• INFORMATION SUPPLIED:
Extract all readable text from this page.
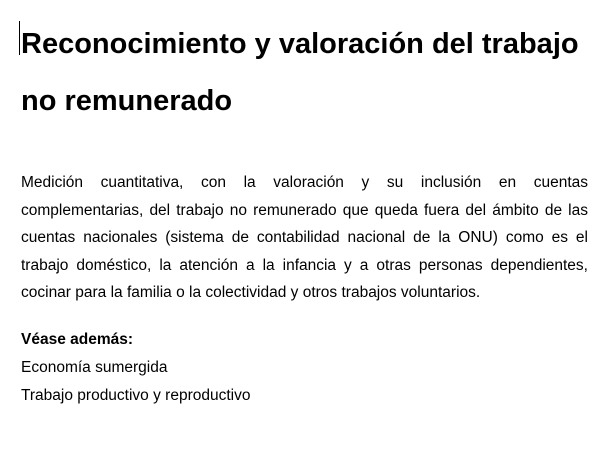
Reconocimiento y valoración del trabajo no remunerado

Medición cuantitativa, con la valoración y su inclusión en cuentas complementarias, del trabajo no remunerado que queda fuera del ámbito de las cuentas nacionales (sistema de contabilidad nacional de la ONU) como es el trabajo doméstico, la atención a la infancia y a otras personas dependientes, cocinar para la familia o la colectividad y otros trabajos voluntarios.

Véase además:
Economía sumergida
Trabajo productivo y reproductivo
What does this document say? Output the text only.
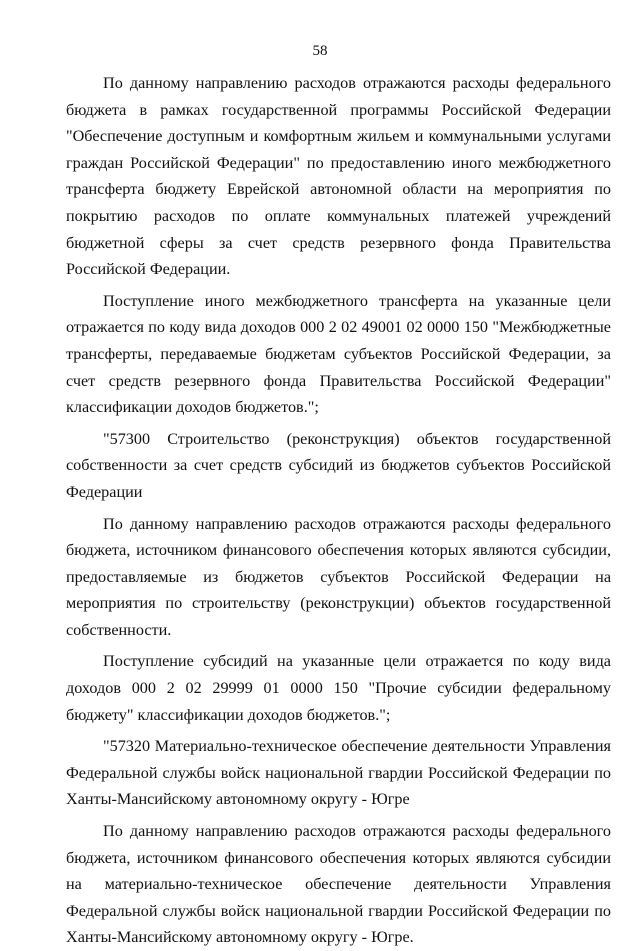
58

По данному направлению расходов отражаются расходы федерального бюджета в рамках государственной программы Российской Федерации "Обеспечение доступным и комфортным жильем и коммунальными услугами граждан Российской Федерации" по предоставлению иного межбюджетного трансферта бюджету Еврейской автономной области на мероприятия по покрытию расходов по оплате коммунальных платежей учреждений бюджетной сферы за счет средств резервного фонда Правительства Российской Федерации.

Поступление иного межбюджетного трансферта на указанные цели отражается по коду вида доходов 000 2 02 49001 02 0000 150 "Межбюджетные трансферты, передаваемые бюджетам субъектов Российской Федерации, за счет средств резервного фонда Правительства Российской Федерации" классификации доходов бюджетов.";

"57300 Строительство (реконструкция) объектов государственной собственности за счет средств субсидий из бюджетов субъектов Российской Федерации

По данному направлению расходов отражаются расходы федерального бюджета, источником финансового обеспечения которых являются субсидии, предоставляемые из бюджетов субъектов Российской Федерации на мероприятия по строительству (реконструкции) объектов государственной собственности.

Поступление субсидий на указанные цели отражается по коду вида доходов 000 2 02 29999 01 0000 150 "Прочие субсидии федеральному бюджету" классификации доходов бюджетов.";

"57320 Материально-техническое обеспечение деятельности Управления Федеральной службы войск национальной гвардии Российской Федерации по Ханты-Мансийскому автономному округу - Югре

По данному направлению расходов отражаются расходы федерального бюджета, источником финансового обеспечения которых являются субсидии на материально-техническое обеспечение деятельности Управления Федеральной службы войск национальной гвардии Российской Федерации по Ханты-Мансийскому автономному округу - Югре.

• GIVEN TASK: Every line that holds the string "Югре" should be returned.

• SOLUTION:
"57320 Материально-техническое обеспечение деятельности Управления Федеральной службы войск национальной гвардии Российской Федерации по Ханты-Мансийскому автономному округу - Югре
По данному направлению расходов отражаются расходы федерального бюджета, источником финансового обеспечения которых являются субсидии на материально-техническое обеспечение деятельности Управления Федеральной службы войск национальной гвардии Российской Федерации по Ханты-Мансийскому автономному округу - Югре.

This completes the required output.